WHAT IS BEING ASKED:
Identify each line below that contains the word "금융지주의", and copy it out.

BEGIN EXERCISE DATA

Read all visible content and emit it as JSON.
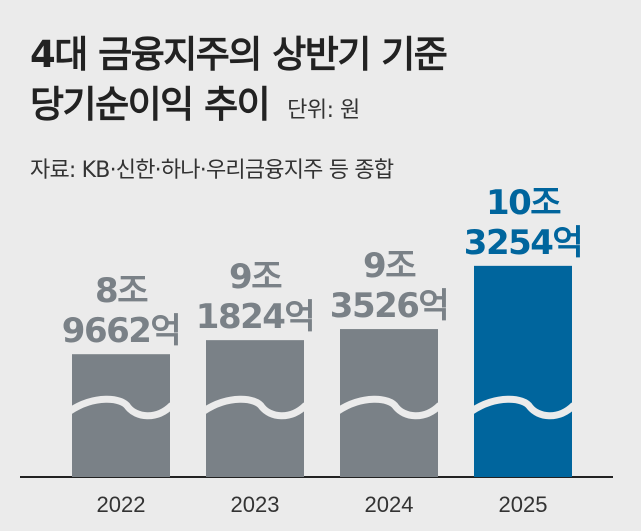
{
  "title_line1": "4대 금융지주의 상반기 기준",
  "title_line2": "당기순이익 추이",
  "unit_label": "단위: 원",
  "source": "자료: KB·신한·하나·우리금융지주 등 종합",
  "colors": {
    "background": "#ebebeb",
    "bar_default": "#7a8187",
    "bar_highlight": "#00659d",
    "label_default": "#7a8187",
    "label_highlight": "#00659d",
    "axis": "#222222"
  },
  "chart_data": {
    "type": "bar",
    "categories": [
      "2022",
      "2023",
      "2024",
      "2025"
    ],
    "values": [
      89662,
      91824,
      93526,
      103254
    ],
    "value_unit": "억원",
    "value_labels": [
      [
        "8조",
        "9662억"
      ],
      [
        "9조",
        "1824억"
      ],
      [
        "9조",
        "3526억"
      ],
      [
        "10조",
        "3254억"
      ]
    ],
    "highlight_index": 3,
    "axis_break": true,
    "title": "4대 금융지주의 상반기 기준 당기순이익 추이",
    "xlabel": "",
    "ylabel": "",
    "ylim": [
      80000,
      105000
    ],
    "grid": false,
    "legend": "none"
  }
}
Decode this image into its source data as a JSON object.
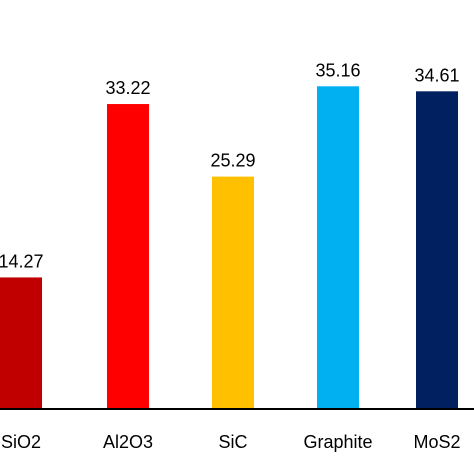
{
  "chart_data": {
    "type": "bar",
    "categories": [
      "SiO2",
      "Al2O3",
      "SiC",
      "Graphite",
      "MoS2"
    ],
    "values": [
      14.27,
      33.22,
      25.29,
      35.16,
      34.61
    ],
    "value_labels": [
      "14.27",
      "33.22",
      "25.29",
      "35.16",
      "34.61"
    ],
    "colors": [
      "#c00000",
      "#ff0000",
      "#ffc000",
      "#00b0f0",
      "#002060"
    ],
    "title": "",
    "xlabel": "",
    "ylabel": "",
    "ylim": [
      0,
      40
    ],
    "grid": false,
    "legend": "none"
  }
}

END EXERCISE DATA

TASK OUTPUT:
  "title_line1": "4대 금융지주의 상반기 기준",
    "title": "4대 금융지주의 상반기 기준 당기순이익 추이",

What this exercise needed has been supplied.